### STORED RECORDS
####################
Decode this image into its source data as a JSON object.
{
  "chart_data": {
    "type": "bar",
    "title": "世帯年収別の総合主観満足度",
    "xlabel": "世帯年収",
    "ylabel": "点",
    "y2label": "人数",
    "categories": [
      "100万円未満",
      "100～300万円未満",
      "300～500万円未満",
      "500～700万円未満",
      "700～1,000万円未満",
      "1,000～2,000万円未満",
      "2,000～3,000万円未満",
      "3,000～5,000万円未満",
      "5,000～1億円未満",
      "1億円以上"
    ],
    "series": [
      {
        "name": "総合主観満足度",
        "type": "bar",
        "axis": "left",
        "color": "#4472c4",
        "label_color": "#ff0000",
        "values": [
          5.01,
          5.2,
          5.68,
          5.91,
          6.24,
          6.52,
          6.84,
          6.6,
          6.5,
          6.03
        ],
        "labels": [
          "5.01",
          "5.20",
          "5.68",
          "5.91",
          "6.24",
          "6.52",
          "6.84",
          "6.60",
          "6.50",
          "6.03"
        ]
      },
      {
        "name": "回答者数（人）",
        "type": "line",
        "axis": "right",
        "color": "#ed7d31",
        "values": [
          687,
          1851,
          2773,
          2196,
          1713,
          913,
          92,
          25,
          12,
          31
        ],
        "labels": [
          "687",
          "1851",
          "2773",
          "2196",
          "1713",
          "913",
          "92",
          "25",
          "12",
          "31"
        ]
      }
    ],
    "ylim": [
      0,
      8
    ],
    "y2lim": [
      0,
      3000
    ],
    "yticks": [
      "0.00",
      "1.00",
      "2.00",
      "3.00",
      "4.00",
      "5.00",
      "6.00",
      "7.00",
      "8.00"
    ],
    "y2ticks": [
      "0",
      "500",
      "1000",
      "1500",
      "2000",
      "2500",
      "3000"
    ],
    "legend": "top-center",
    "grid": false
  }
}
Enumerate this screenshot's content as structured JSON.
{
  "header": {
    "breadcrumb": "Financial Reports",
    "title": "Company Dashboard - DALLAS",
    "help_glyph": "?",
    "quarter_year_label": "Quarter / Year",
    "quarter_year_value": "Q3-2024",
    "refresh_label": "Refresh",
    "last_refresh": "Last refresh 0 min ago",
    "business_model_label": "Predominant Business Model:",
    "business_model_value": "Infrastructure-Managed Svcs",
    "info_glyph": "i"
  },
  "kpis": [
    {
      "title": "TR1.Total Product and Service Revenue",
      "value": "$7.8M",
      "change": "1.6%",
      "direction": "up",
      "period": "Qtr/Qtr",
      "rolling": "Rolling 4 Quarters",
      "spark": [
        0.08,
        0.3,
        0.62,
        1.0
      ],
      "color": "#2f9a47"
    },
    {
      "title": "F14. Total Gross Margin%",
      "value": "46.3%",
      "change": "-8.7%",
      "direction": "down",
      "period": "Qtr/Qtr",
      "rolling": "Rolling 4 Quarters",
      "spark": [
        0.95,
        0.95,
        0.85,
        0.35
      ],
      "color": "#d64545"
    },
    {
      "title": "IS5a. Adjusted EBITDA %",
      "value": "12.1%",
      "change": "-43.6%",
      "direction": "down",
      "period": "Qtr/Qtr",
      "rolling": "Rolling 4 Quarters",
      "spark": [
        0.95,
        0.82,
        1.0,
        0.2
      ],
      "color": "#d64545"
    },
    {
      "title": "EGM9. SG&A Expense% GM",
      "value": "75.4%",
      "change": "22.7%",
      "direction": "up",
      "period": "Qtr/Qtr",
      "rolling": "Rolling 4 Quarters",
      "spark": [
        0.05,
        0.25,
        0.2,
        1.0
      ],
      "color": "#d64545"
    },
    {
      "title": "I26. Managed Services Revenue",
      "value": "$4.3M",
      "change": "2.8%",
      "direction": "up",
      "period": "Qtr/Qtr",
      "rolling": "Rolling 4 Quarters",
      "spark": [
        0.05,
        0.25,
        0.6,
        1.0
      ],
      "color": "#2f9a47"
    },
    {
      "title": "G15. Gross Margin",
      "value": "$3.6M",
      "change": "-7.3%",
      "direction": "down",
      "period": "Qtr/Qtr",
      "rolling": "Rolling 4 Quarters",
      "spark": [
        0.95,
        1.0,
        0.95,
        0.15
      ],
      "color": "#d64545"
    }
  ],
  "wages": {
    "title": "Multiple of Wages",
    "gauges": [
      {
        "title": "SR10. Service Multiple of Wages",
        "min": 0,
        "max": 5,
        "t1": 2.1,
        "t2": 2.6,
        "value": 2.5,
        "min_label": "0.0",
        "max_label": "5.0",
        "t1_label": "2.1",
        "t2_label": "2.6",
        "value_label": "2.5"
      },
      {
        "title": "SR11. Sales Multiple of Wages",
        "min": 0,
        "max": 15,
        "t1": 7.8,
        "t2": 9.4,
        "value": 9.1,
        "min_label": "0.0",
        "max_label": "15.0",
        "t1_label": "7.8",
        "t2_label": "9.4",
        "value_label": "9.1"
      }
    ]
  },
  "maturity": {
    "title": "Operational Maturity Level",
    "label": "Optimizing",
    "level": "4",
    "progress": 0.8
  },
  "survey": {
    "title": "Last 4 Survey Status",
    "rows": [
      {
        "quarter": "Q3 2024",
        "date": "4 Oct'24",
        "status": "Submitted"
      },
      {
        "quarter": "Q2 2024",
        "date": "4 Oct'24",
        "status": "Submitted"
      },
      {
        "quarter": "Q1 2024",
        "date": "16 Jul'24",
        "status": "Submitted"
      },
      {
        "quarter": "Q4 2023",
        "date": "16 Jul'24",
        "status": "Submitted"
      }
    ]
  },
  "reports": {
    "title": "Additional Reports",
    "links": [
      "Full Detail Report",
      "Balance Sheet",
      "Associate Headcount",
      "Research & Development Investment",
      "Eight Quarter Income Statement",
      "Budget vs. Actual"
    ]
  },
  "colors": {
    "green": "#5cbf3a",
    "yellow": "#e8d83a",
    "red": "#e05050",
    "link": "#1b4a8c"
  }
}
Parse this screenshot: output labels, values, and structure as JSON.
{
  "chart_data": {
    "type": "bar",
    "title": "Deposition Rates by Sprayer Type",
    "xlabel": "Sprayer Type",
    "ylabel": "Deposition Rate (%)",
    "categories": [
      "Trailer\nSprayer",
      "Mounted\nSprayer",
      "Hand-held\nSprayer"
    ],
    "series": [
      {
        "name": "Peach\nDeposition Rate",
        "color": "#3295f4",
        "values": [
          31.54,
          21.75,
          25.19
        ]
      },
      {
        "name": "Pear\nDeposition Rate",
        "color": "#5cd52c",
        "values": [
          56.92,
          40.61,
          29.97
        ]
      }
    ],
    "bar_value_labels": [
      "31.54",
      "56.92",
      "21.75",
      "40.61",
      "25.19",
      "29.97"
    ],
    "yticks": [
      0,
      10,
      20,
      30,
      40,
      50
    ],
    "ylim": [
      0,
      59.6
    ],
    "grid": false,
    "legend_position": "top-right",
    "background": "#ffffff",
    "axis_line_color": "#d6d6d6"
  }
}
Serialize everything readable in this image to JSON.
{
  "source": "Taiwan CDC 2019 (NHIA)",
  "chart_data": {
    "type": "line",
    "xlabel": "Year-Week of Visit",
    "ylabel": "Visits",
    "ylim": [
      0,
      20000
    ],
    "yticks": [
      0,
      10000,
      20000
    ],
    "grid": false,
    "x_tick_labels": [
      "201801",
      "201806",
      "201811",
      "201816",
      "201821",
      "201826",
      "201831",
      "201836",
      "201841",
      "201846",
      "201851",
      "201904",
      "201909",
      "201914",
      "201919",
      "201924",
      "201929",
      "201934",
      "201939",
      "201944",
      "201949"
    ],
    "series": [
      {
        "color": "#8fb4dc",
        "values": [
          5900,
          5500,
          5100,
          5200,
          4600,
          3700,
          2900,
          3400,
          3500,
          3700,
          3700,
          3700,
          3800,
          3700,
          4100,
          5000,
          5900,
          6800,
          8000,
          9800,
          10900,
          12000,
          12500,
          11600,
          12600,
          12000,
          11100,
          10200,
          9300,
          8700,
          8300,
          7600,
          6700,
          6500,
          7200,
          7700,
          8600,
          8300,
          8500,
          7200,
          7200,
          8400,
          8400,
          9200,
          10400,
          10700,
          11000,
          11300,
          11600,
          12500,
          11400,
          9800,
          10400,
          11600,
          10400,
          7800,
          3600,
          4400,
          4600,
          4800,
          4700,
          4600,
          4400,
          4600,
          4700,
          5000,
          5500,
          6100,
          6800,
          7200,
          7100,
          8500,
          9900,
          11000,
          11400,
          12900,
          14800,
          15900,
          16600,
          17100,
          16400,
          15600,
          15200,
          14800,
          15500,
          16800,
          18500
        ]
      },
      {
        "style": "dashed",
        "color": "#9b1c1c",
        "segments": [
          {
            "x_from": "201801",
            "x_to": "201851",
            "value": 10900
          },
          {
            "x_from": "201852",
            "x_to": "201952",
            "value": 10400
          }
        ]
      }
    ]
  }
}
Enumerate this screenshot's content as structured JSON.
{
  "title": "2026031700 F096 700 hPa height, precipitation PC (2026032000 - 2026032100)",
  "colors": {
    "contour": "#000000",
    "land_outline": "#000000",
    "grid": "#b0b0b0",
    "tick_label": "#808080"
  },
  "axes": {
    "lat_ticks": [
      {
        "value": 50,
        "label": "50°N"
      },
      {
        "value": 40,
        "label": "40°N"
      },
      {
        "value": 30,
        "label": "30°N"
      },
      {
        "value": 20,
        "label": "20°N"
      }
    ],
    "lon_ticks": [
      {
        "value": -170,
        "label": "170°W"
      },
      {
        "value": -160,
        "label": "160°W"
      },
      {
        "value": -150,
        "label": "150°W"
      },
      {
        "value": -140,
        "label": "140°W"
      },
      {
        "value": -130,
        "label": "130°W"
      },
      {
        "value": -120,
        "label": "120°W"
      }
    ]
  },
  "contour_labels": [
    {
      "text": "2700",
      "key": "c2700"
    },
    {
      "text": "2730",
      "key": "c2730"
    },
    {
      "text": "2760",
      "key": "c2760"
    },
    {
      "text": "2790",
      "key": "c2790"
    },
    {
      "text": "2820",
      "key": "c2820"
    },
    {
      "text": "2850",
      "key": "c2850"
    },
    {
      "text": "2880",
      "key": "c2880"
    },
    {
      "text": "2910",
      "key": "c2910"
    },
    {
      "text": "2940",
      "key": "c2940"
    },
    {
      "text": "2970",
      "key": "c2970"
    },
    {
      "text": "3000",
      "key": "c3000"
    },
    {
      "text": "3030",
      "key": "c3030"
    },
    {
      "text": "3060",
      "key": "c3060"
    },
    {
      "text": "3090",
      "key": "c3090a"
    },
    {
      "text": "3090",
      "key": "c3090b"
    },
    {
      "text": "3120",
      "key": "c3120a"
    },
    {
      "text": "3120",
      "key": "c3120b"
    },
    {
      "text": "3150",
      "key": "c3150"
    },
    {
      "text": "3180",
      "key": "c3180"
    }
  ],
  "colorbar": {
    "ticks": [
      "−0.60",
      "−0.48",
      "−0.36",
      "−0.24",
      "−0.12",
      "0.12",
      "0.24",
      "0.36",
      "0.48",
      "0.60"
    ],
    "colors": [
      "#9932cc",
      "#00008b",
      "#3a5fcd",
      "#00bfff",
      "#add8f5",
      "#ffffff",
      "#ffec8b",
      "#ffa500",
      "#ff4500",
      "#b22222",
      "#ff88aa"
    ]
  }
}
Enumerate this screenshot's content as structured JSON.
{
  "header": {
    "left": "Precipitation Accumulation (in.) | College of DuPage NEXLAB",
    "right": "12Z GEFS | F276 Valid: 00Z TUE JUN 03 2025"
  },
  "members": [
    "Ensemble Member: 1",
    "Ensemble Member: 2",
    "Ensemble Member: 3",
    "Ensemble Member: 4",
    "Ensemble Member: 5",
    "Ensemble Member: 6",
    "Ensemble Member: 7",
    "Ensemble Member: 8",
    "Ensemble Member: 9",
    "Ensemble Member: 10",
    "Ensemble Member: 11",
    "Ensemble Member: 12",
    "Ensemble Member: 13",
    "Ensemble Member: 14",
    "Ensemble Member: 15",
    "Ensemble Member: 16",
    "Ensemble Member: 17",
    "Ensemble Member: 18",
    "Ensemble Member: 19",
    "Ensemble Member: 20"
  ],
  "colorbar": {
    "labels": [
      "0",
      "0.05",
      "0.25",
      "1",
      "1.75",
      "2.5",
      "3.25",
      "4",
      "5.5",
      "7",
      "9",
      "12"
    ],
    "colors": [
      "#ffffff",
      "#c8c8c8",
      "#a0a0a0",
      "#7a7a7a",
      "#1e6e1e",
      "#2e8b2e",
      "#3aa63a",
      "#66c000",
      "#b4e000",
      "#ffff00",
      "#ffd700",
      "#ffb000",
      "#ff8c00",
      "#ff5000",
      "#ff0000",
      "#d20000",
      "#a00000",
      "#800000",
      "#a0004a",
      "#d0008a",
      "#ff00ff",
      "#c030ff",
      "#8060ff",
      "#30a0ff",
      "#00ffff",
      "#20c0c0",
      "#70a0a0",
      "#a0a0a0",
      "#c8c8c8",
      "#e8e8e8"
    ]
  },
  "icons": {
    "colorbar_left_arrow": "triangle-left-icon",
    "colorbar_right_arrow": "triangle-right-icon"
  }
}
####################
### PROBLEM REQUIREMENTS
Select and copy every line of the listing with the word "Gross".

### IN RESPONSE
      "title": "F14. Total Gross Margin%",
      "title": "G15. Gross Margin",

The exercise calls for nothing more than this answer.